#### THE REQUEST
Please set down all the lines beneath this one exactly, without the pictures.

#### EXTRACTED RECORDS
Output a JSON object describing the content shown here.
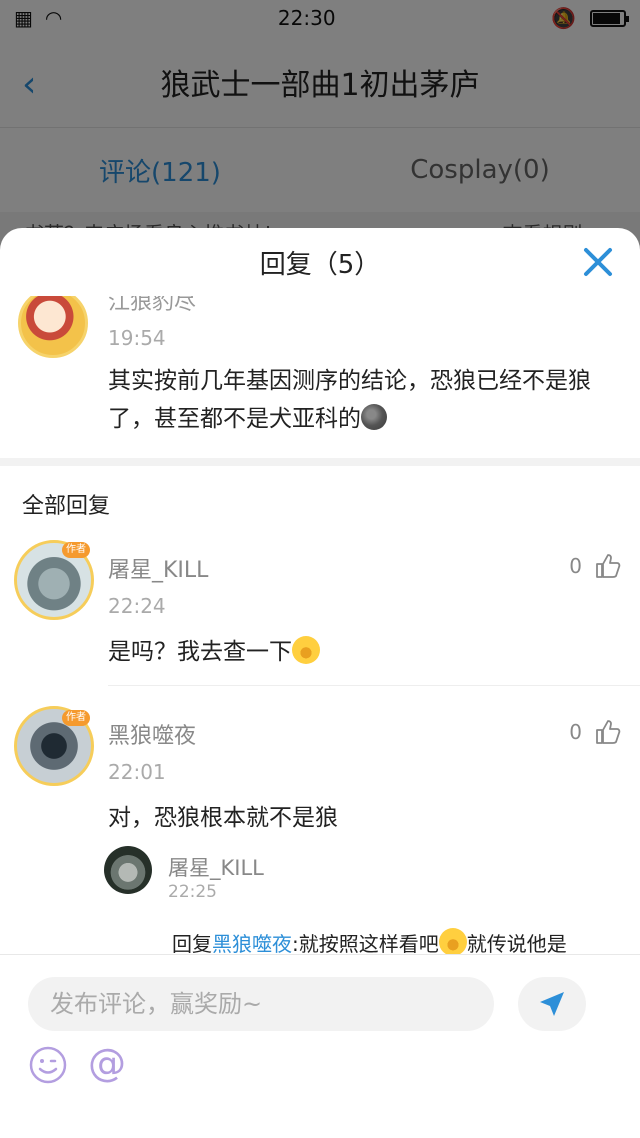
{
  "status_bar": {
    "time": "22:30",
    "battery_level": 0.9
  },
  "background_page": {
    "title": "狼武士一部曲1初出茅庐",
    "tabs": [
      "评论(121)",
      "Cosplay(0)"
    ],
    "notice_left": "书荒？来广场看良心推书帖!",
    "notice_right": "查看规则>>"
  },
  "sheet": {
    "title": "回复（5）",
    "original_comment": {
      "name": "江狼豹尽",
      "time": "19:54",
      "text": "其实按前几年基因测序的结论，恐狼已经不是狼了，甚至都不是犬亚科的"
    },
    "section_label": "全部回复",
    "replies": [
      {
        "name": "屠星_KILL",
        "time": "22:24",
        "text": "是吗？我去查一下",
        "likes": "0",
        "badge": "作者"
      },
      {
        "name": "黑狼噬夜",
        "time": "22:01",
        "text": "对，恐狼根本就不是狼",
        "likes": "0",
        "badge": "作者",
        "sub_reply": {
          "name": "屠星_KILL",
          "time": "22:25",
          "prefix": "回复",
          "mention": "黑狼噬夜",
          "text": ":就按照这样看吧",
          "text_tail": "就传说他是"
        }
      }
    ]
  },
  "input": {
    "placeholder": "发布评论，赢奖励~"
  },
  "colors": {
    "accent": "#2d8fd8",
    "emoji_purple": "#b39ee0"
  }
}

#### WRITTEN RESPONSE
Output a JSON object describing the content shown here.
{
  "status_bar": {
    "time": "22:30",
    "battery_level": 0.9
  },
  "background_page": {
    "title": "狼武士一部曲1初出茅庐",
    "tabs": [
      "评论(121)",
      "Cosplay(0)"
    ],
    "notice_left": "书荒？来广场看良心推书帖!",
    "notice_right": "查看规则>>"
  },
  "sheet": {
    "title": "回复（5）",
    "original_comment": {
      "name": "江狼豹尽",
      "time": "19:54",
      "text": "其实按前几年基因测序的结论，恐狼已经不是狼了，甚至都不是犬亚科的"
    },
    "section_label": "全部回复",
    "replies": [
      {
        "name": "屠星_KILL",
        "time": "22:24",
        "text": "是吗？我去查一下",
        "likes": "0",
        "badge": "作者"
      },
      {
        "name": "黑狼噬夜",
        "time": "22:01",
        "text": "对，恐狼根本就不是狼",
        "likes": "0",
        "badge": "作者",
        "sub_reply": {
          "name": "屠星_KILL",
          "time": "22:25",
          "prefix": "回复",
          "mention": "黑狼噬夜",
          "text": ":就按照这样看吧",
          "text_tail": "就传说他是"
        }
      }
    ]
  },
  "input": {
    "placeholder": "发布评论，赢奖励~"
  },
  "colors": {
    "accent": "#2d8fd8",
    "emoji_purple": "#b39ee0"
  }
}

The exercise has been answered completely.